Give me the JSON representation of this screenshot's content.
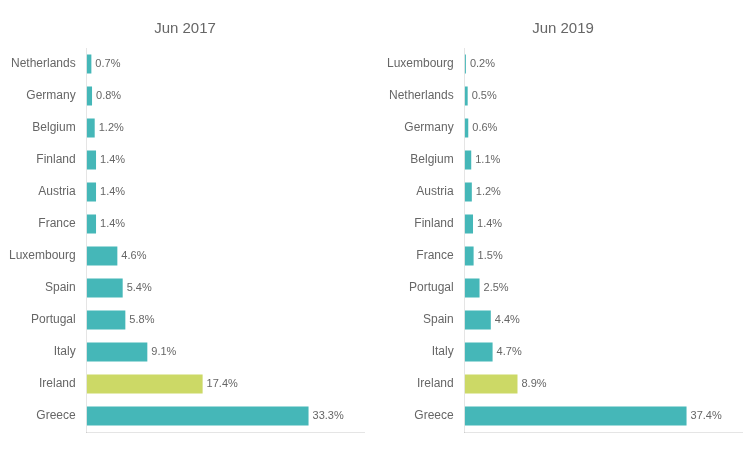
{
  "chart_data": [
    {
      "type": "bar",
      "orientation": "horizontal",
      "title": "Jun 2017",
      "categories": [
        "Netherlands",
        "Germany",
        "Belgium",
        "Finland",
        "Austria",
        "France",
        "Luxembourg",
        "Spain",
        "Portugal",
        "Italy",
        "Ireland",
        "Greece"
      ],
      "values": [
        0.7,
        0.8,
        1.2,
        1.4,
        1.4,
        1.4,
        4.6,
        5.4,
        5.8,
        9.1,
        17.4,
        33.3
      ],
      "value_labels": [
        "0.7%",
        "0.8%",
        "1.2%",
        "1.4%",
        "1.4%",
        "1.4%",
        "4.6%",
        "5.4%",
        "5.8%",
        "9.1%",
        "17.4%",
        "33.3%"
      ],
      "colors": [
        "#45b7b8",
        "#45b7b8",
        "#45b7b8",
        "#45b7b8",
        "#45b7b8",
        "#45b7b8",
        "#45b7b8",
        "#45b7b8",
        "#45b7b8",
        "#45b7b8",
        "#ccd966",
        "#45b7b8"
      ],
      "xlim": [
        0,
        41.625
      ],
      "grid": false,
      "data_labels": true,
      "tick_labels": "y"
    },
    {
      "type": "bar",
      "orientation": "horizontal",
      "title": "Jun 2019",
      "categories": [
        "Luxembourg",
        "Netherlands",
        "Germany",
        "Belgium",
        "Austria",
        "Finland",
        "France",
        "Portugal",
        "Spain",
        "Italy",
        "Ireland",
        "Greece"
      ],
      "values": [
        0.2,
        0.5,
        0.6,
        1.1,
        1.2,
        1.4,
        1.5,
        2.5,
        4.4,
        4.7,
        8.9,
        37.4
      ],
      "value_labels": [
        "0.2%",
        "0.5%",
        "0.6%",
        "1.1%",
        "1.2%",
        "1.4%",
        "1.5%",
        "2.5%",
        "4.4%",
        "4.7%",
        "8.9%",
        "37.4%"
      ],
      "colors": [
        "#45b7b8",
        "#45b7b8",
        "#45b7b8",
        "#45b7b8",
        "#45b7b8",
        "#45b7b8",
        "#45b7b8",
        "#45b7b8",
        "#45b7b8",
        "#45b7b8",
        "#ccd966",
        "#45b7b8"
      ],
      "xlim": [
        0,
        46.75
      ],
      "grid": false,
      "data_labels": true,
      "tick_labels": "y"
    }
  ]
}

* _Problem_: The records above need to be given again exactly. Omit the pictures.

* _Result of the task_:
Give me the JSON representation of this screenshot's content.
{
  "chart_data": [
    {
      "type": "bar",
      "orientation": "horizontal",
      "title": "Jun 2017",
      "categories": [
        "Netherlands",
        "Germany",
        "Belgium",
        "Finland",
        "Austria",
        "France",
        "Luxembourg",
        "Spain",
        "Portugal",
        "Italy",
        "Ireland",
        "Greece"
      ],
      "values": [
        0.7,
        0.8,
        1.2,
        1.4,
        1.4,
        1.4,
        4.6,
        5.4,
        5.8,
        9.1,
        17.4,
        33.3
      ],
      "value_labels": [
        "0.7%",
        "0.8%",
        "1.2%",
        "1.4%",
        "1.4%",
        "1.4%",
        "4.6%",
        "5.4%",
        "5.8%",
        "9.1%",
        "17.4%",
        "33.3%"
      ],
      "colors": [
        "#45b7b8",
        "#45b7b8",
        "#45b7b8",
        "#45b7b8",
        "#45b7b8",
        "#45b7b8",
        "#45b7b8",
        "#45b7b8",
        "#45b7b8",
        "#45b7b8",
        "#ccd966",
        "#45b7b8"
      ],
      "xlim": [
        0,
        41.625
      ],
      "grid": false,
      "data_labels": true,
      "tick_labels": "y"
    },
    {
      "type": "bar",
      "orientation": "horizontal",
      "title": "Jun 2019",
      "categories": [
        "Luxembourg",
        "Netherlands",
        "Germany",
        "Belgium",
        "Austria",
        "Finland",
        "France",
        "Portugal",
        "Spain",
        "Italy",
        "Ireland",
        "Greece"
      ],
      "values": [
        0.2,
        0.5,
        0.6,
        1.1,
        1.2,
        1.4,
        1.5,
        2.5,
        4.4,
        4.7,
        8.9,
        37.4
      ],
      "value_labels": [
        "0.2%",
        "0.5%",
        "0.6%",
        "1.1%",
        "1.2%",
        "1.4%",
        "1.5%",
        "2.5%",
        "4.4%",
        "4.7%",
        "8.9%",
        "37.4%"
      ],
      "colors": [
        "#45b7b8",
        "#45b7b8",
        "#45b7b8",
        "#45b7b8",
        "#45b7b8",
        "#45b7b8",
        "#45b7b8",
        "#45b7b8",
        "#45b7b8",
        "#45b7b8",
        "#ccd966",
        "#45b7b8"
      ],
      "xlim": [
        0,
        46.75
      ],
      "grid": false,
      "data_labels": true,
      "tick_labels": "y"
    }
  ]
}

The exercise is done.